• _Task brief_:
Images embedded in the records are excluded; print everything else exactly as given.

═════ Exercise inputs ═════

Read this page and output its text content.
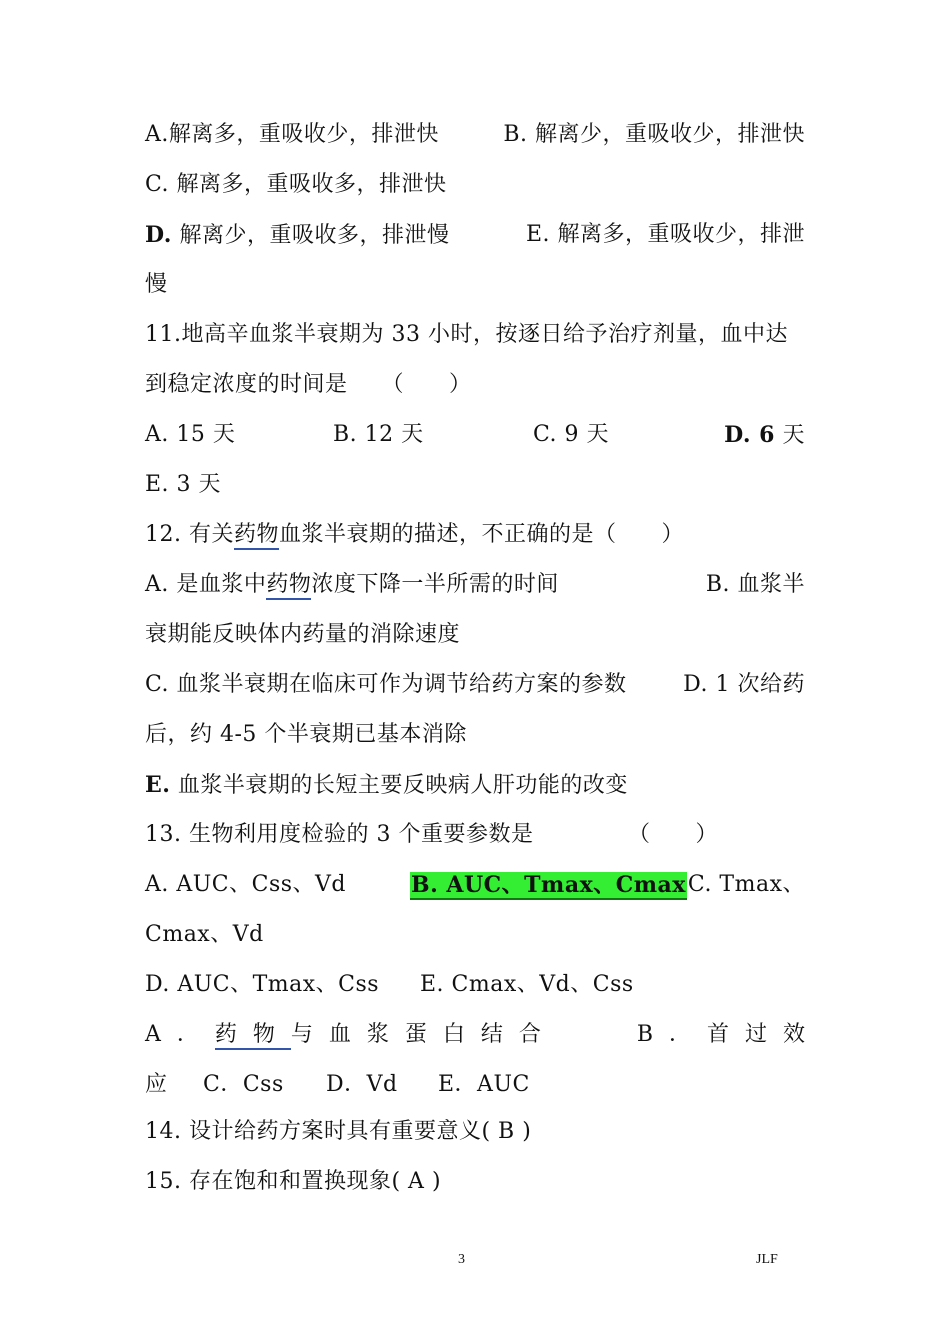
A.解离多，重吸收少，排泄快	B. 解离少，重吸收少，排泄快
C. 解离多，重吸收多，排泄快
D. 解离少，重吸收多，排泄慢	E. 解离多，重吸收少，排泄
慢
11.地高辛血浆半衰期为 33 小时，按逐日给予治疗剂量，血中达
到稳定浓度的时间是　　（　　）
A. 15 天	B. 12 天	C. 9 天	D. 6 天
E. 3 天
12. 有关药物血浆半衰期的描述，不正确的是（　　）
A. 是血浆中药物浓度下降一半所需的时间	B. 血浆半
衰期能反映体内药量的消除速度
C. 血浆半衰期在临床可作为调节给药方案的参数	D. 1 次给药
后，约 4-5 个半衰期已基本消除
E. 血浆半衰期的长短主要反映病人肝功能的改变
13. 生物利用度检验的 3 个重要参数是	（　　）
A. AUC、Css、Vd	B. AUC、Tmax、Cmax C. Tmax、
Cmax、Vd
D. AUC、Tmax、Css E. Cmax、Vd、Css
A．药物与血浆蛋白结合	B．首过效
应 C．Css D．Vd E．AUC
14. 设计给药方案时具有重要意义( B )
15. 存在饱和和置换现象( A )
3	JLF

═════

• _Solution to this problem_:
Read this page and output its text content.
A.解离多，重吸收少，排泄快	B. 解离少，重吸收少，排泄快
C. 解离多，重吸收多，排泄快
D. 解离少，重吸收多，排泄慢	E. 解离多，重吸收少，排泄
慢
11.地高辛血浆半衰期为 33 小时，按逐日给予治疗剂量，血中达
到稳定浓度的时间是　　（　　）
A. 15 天	B. 12 天	C. 9 天	D. 6 天
E. 3 天
12. 有关药物血浆半衰期的描述，不正确的是（　　）
A. 是血浆中药物浓度下降一半所需的时间	B. 血浆半
衰期能反映体内药量的消除速度
C. 血浆半衰期在临床可作为调节给药方案的参数	D. 1 次给药
后，约 4-5 个半衰期已基本消除
E. 血浆半衰期的长短主要反映病人肝功能的改变
13. 生物利用度检验的 3 个重要参数是	（　　）
A. AUC、Css、Vd	B. AUC、Tmax、Cmax C. Tmax、
Cmax、Vd
D. AUC、Tmax、Css E. Cmax、Vd、Css
A．药物与血浆蛋白结合	B．首过效
应 C．Css D．Vd E．AUC
14. 设计给药方案时具有重要意义( B )
15. 存在饱和和置换现象( A )
3	JLF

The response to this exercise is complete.